BEGIN DATASET RECORDS

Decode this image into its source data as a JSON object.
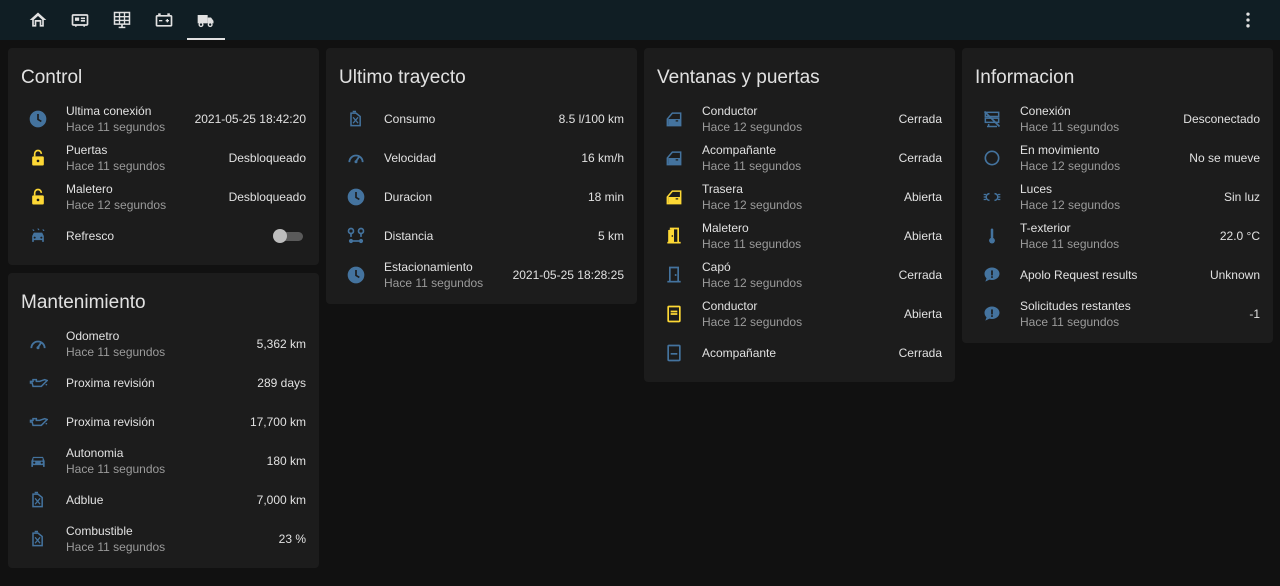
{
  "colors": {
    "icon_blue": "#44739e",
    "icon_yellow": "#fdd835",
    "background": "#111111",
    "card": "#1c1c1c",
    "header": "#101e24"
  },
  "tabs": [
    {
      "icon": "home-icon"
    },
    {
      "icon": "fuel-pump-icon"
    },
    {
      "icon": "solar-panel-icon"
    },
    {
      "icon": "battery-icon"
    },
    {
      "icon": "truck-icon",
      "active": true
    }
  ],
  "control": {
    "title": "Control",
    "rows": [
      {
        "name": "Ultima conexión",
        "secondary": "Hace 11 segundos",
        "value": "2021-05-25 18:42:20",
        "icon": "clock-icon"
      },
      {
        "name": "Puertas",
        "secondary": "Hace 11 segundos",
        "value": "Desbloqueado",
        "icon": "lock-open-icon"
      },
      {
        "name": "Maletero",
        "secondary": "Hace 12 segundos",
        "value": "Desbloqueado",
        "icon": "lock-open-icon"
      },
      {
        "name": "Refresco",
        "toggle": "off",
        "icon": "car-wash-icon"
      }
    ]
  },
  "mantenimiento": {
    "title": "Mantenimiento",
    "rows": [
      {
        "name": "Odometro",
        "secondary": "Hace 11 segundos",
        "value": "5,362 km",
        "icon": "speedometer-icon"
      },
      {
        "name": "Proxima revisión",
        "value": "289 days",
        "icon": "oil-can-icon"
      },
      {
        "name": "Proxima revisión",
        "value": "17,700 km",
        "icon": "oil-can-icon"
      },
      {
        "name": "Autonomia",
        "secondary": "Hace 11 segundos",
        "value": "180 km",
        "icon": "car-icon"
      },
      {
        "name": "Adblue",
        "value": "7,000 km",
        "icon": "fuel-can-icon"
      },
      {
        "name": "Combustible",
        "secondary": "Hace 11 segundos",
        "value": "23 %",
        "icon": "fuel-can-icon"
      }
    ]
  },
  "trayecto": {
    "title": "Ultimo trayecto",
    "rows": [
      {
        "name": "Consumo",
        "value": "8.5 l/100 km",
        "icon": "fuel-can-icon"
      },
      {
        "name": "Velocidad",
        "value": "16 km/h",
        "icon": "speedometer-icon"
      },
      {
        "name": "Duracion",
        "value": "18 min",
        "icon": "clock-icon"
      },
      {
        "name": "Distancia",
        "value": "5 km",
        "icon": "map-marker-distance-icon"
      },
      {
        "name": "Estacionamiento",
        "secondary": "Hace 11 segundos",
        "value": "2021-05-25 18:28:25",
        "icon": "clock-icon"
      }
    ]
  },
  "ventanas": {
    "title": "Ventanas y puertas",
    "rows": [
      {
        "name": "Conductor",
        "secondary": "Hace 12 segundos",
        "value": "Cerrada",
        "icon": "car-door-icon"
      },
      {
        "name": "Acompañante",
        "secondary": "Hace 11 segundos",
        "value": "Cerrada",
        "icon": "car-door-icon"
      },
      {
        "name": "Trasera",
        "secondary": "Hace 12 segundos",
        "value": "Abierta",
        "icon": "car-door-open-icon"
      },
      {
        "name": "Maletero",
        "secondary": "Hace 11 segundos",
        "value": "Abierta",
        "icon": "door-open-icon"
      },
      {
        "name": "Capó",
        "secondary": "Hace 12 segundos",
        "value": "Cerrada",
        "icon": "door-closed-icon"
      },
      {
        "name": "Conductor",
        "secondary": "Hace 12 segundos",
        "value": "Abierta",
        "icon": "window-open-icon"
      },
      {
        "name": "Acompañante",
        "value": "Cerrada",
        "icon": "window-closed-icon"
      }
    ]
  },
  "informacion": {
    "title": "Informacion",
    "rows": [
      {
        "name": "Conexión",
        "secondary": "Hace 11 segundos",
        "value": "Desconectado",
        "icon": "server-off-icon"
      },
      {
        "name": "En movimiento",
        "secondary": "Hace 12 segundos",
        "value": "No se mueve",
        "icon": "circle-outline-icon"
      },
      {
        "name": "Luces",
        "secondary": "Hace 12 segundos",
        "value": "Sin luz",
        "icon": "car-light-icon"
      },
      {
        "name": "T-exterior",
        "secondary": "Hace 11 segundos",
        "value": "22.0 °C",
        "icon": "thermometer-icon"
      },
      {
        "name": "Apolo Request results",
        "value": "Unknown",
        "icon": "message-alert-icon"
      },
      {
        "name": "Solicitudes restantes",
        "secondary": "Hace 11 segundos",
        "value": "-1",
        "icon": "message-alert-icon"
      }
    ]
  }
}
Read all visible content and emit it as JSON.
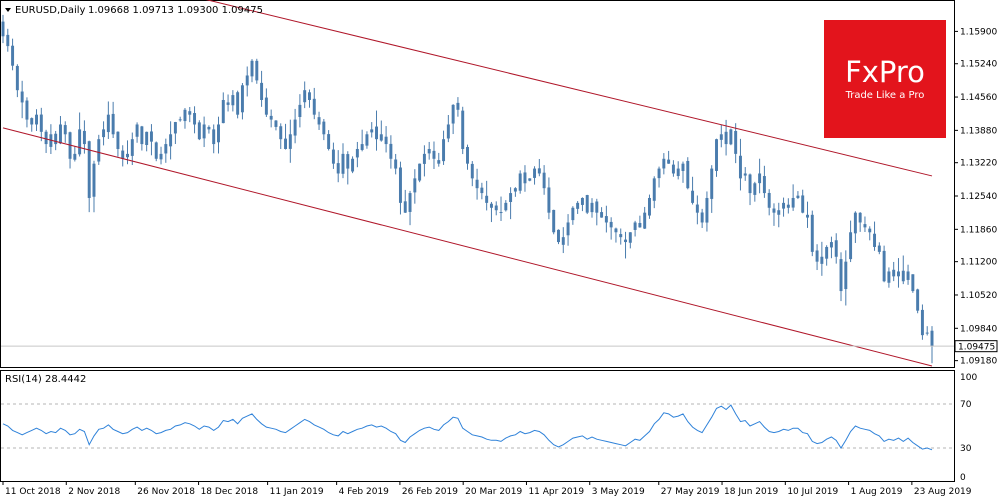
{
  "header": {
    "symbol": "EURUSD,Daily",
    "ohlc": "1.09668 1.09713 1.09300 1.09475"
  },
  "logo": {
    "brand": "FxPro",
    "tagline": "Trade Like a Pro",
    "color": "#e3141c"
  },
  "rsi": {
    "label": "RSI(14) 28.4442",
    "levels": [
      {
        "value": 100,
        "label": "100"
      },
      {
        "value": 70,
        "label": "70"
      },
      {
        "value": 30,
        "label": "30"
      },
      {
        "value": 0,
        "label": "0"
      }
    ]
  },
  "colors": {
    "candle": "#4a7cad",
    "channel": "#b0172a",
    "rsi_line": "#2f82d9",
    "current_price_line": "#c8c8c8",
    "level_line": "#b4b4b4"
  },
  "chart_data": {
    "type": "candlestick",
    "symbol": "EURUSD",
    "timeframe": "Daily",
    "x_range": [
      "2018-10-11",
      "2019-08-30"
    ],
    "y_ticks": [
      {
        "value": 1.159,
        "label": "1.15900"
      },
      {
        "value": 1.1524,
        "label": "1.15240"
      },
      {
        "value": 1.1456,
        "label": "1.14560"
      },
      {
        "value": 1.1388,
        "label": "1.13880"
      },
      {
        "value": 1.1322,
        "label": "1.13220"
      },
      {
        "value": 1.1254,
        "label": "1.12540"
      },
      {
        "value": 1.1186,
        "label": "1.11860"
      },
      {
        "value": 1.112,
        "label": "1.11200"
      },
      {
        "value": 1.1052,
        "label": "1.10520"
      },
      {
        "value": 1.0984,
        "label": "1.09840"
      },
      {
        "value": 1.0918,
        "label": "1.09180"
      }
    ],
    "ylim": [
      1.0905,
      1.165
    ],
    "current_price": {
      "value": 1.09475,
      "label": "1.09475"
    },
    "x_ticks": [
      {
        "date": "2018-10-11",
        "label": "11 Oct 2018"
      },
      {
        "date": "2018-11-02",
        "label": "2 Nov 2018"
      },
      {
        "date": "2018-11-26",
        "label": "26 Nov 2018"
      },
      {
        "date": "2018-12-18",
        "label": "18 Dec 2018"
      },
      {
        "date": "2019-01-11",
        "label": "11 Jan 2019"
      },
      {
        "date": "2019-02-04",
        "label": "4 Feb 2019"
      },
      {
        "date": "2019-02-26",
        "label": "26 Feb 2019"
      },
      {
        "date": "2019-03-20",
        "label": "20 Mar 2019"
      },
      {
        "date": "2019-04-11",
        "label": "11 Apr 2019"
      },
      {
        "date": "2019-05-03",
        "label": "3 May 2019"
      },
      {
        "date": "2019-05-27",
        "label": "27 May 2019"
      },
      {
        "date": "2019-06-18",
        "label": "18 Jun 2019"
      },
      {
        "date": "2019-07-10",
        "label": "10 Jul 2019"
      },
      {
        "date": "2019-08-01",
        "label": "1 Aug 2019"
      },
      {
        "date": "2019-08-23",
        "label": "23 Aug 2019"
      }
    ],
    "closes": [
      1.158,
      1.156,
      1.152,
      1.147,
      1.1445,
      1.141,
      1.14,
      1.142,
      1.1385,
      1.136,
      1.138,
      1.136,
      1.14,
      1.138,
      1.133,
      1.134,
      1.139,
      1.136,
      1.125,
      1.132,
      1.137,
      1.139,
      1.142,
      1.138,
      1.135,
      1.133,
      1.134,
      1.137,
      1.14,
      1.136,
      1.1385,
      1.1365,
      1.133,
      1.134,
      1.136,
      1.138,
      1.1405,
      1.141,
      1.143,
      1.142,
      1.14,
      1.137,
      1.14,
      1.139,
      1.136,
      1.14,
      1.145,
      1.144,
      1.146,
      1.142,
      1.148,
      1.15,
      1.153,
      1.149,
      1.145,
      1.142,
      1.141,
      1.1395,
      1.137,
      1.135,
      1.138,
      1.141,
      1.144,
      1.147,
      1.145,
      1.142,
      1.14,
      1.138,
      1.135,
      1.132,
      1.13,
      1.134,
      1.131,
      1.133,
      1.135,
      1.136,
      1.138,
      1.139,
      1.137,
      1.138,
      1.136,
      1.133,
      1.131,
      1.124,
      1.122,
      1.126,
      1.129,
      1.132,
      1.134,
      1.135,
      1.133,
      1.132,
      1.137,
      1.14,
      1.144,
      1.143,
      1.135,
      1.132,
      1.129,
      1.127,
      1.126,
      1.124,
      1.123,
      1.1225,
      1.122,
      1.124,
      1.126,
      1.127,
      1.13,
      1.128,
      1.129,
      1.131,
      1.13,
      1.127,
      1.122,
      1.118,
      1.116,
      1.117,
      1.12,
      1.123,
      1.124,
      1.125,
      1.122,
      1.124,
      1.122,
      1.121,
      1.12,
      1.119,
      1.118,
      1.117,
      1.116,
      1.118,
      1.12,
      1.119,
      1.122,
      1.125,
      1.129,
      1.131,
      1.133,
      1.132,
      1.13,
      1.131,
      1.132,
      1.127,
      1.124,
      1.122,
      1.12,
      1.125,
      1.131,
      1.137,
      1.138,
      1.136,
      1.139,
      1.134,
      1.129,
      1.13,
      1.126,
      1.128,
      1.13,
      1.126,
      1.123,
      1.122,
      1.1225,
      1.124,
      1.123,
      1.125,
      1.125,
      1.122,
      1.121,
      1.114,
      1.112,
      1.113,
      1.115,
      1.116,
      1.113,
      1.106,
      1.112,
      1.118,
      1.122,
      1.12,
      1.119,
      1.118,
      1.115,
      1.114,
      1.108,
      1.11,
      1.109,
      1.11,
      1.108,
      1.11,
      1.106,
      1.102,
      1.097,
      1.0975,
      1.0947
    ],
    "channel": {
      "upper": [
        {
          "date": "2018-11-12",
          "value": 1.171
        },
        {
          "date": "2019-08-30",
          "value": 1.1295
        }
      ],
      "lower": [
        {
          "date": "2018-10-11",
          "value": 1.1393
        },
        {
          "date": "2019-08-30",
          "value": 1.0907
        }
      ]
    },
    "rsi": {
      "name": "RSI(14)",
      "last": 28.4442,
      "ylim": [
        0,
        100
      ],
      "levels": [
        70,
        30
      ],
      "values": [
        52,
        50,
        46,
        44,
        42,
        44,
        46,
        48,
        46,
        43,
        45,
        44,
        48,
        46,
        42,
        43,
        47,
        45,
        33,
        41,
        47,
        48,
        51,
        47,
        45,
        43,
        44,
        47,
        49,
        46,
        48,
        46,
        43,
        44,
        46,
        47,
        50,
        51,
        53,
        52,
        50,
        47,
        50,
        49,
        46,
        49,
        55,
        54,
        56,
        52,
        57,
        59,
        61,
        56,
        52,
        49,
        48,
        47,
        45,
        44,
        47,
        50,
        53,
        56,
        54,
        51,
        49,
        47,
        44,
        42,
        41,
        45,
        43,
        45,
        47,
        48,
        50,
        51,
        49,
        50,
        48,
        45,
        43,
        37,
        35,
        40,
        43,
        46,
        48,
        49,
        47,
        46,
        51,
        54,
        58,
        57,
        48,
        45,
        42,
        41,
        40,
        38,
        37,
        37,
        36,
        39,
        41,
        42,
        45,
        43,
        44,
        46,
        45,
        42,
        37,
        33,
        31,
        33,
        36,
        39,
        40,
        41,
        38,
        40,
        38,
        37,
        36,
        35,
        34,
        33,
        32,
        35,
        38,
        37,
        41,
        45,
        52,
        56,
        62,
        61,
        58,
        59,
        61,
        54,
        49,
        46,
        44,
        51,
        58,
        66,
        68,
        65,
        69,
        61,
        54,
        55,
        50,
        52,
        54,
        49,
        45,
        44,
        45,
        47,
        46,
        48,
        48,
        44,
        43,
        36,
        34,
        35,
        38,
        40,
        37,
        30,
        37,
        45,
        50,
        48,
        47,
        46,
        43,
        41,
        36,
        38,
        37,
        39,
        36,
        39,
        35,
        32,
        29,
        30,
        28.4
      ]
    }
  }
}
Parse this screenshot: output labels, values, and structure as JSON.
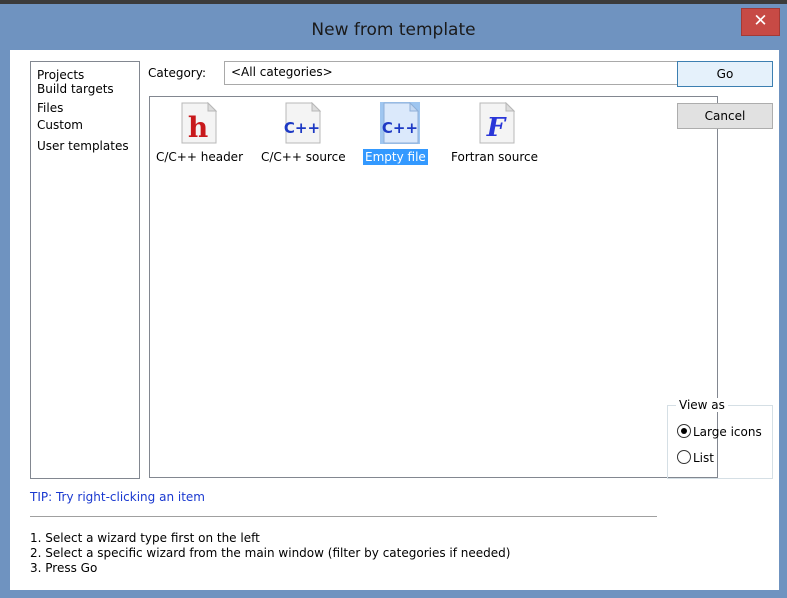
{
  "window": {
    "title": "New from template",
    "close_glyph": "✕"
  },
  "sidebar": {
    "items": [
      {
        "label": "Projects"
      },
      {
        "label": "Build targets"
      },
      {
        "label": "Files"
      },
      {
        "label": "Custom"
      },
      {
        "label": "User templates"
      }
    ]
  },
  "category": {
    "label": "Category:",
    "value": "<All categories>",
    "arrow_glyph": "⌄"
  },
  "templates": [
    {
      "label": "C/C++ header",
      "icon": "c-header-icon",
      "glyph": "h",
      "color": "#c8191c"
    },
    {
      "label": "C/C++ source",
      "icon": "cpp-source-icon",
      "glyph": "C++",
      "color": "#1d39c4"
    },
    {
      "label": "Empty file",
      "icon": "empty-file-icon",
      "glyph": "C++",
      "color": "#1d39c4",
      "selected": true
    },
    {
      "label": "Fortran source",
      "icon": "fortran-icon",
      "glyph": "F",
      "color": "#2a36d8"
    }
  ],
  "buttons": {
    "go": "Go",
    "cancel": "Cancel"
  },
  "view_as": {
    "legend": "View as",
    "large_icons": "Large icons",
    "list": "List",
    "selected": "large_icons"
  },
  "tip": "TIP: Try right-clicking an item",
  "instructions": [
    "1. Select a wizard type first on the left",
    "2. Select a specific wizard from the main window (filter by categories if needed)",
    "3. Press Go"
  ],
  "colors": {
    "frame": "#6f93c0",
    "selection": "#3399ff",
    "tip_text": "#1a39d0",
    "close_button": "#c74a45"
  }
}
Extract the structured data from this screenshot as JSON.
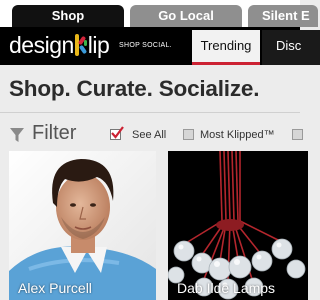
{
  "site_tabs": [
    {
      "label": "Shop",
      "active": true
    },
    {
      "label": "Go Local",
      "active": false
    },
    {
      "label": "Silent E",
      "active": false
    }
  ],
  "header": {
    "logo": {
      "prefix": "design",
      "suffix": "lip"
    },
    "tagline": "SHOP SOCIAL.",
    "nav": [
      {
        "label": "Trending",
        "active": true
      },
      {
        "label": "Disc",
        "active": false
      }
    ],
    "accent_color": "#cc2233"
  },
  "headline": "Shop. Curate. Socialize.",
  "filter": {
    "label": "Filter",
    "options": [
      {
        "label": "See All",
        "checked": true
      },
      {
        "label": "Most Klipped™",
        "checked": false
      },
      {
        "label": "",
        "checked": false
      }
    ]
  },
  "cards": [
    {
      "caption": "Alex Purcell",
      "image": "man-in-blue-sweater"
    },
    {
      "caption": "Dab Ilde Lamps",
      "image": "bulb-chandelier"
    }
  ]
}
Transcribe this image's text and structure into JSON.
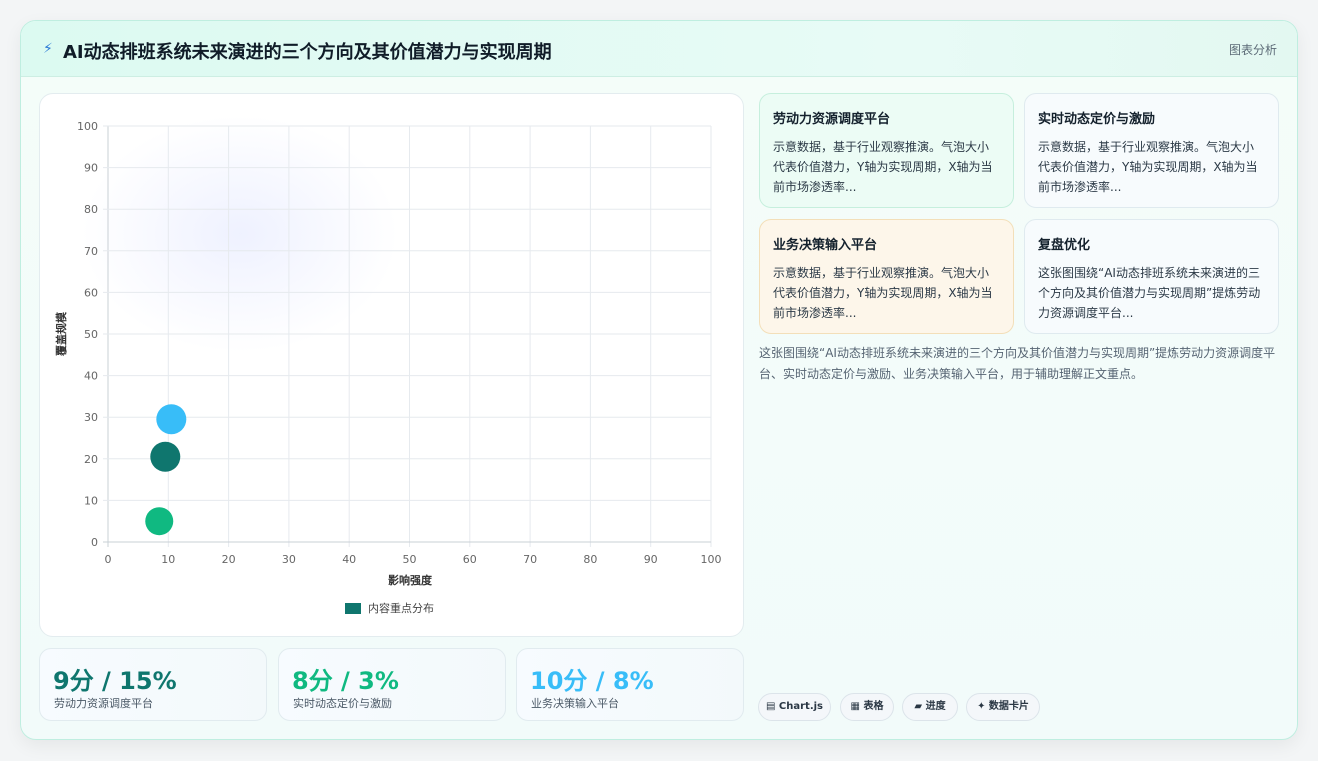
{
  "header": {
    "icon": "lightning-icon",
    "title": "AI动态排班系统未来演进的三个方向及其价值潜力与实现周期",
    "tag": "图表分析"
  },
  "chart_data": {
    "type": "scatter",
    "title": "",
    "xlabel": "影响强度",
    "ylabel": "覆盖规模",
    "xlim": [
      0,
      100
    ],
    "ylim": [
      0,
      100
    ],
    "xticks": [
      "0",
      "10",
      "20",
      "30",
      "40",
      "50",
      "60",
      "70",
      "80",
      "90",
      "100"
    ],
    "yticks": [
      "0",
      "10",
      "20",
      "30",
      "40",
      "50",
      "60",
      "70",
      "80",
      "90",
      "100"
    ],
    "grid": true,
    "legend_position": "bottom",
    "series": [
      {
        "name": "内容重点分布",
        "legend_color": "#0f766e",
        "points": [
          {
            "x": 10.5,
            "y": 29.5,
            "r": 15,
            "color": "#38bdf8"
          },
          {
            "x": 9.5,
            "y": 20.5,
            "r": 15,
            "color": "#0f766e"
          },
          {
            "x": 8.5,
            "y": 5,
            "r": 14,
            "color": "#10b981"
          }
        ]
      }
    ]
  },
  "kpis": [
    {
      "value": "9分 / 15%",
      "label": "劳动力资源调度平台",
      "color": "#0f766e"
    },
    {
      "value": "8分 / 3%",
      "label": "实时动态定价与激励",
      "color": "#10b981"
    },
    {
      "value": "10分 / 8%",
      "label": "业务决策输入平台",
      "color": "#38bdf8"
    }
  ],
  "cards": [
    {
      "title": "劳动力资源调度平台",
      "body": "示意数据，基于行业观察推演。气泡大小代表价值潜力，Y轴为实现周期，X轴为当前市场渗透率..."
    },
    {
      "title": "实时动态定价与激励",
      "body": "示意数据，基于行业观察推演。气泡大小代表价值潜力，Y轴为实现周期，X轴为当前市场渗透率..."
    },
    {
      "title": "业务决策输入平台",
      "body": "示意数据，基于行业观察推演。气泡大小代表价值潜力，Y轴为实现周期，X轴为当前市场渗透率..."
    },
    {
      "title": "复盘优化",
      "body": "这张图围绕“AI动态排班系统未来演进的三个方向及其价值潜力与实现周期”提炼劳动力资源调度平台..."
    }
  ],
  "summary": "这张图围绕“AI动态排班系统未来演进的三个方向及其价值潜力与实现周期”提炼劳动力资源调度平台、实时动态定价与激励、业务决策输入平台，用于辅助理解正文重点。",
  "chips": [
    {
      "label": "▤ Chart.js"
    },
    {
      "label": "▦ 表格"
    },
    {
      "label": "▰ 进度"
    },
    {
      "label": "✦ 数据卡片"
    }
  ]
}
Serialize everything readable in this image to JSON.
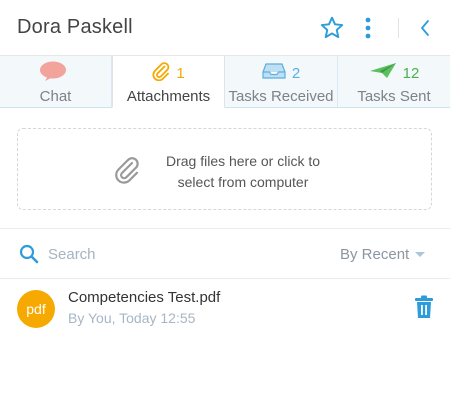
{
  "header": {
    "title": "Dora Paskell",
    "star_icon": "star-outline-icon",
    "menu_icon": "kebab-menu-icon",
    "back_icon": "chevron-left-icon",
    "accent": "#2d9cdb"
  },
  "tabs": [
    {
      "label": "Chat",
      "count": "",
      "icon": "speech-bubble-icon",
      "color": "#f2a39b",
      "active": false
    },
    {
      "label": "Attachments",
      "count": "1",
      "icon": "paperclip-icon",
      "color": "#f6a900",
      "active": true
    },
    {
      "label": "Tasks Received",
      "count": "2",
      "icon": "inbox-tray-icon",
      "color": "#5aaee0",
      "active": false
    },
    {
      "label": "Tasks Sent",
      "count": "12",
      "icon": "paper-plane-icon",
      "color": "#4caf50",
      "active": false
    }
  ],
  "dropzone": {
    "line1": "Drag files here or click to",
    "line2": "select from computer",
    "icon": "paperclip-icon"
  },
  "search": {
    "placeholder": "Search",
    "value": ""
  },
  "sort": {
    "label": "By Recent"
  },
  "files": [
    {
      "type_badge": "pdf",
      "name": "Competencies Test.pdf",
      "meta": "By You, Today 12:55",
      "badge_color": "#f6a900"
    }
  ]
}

END DATASET RECORDS

* [TASK TO COMPLETE]: Among the records above, find each line holding the string "categories" and pull it out.

* [SOLUTION TO THE PROBLEM]:
    "value": "<All categories>",
    "2. Select a specific wizard from the main window (filter by categories if needed)",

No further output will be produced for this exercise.